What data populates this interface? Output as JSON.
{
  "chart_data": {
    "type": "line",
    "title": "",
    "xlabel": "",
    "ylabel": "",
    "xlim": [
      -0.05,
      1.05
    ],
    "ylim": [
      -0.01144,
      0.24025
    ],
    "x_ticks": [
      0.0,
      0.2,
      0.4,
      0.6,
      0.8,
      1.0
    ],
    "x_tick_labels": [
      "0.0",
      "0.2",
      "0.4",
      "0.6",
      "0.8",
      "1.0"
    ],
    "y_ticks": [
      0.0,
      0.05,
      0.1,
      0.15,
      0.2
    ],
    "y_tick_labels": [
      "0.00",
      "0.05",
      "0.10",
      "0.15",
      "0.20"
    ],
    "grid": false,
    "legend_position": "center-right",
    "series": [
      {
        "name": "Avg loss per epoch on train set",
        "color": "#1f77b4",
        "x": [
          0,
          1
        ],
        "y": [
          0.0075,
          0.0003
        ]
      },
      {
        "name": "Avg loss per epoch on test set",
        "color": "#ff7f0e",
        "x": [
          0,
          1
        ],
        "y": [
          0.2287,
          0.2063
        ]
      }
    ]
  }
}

----

What is expected: Give the count of lines that hold the word "loss", with nothing added.

Expected answer: 2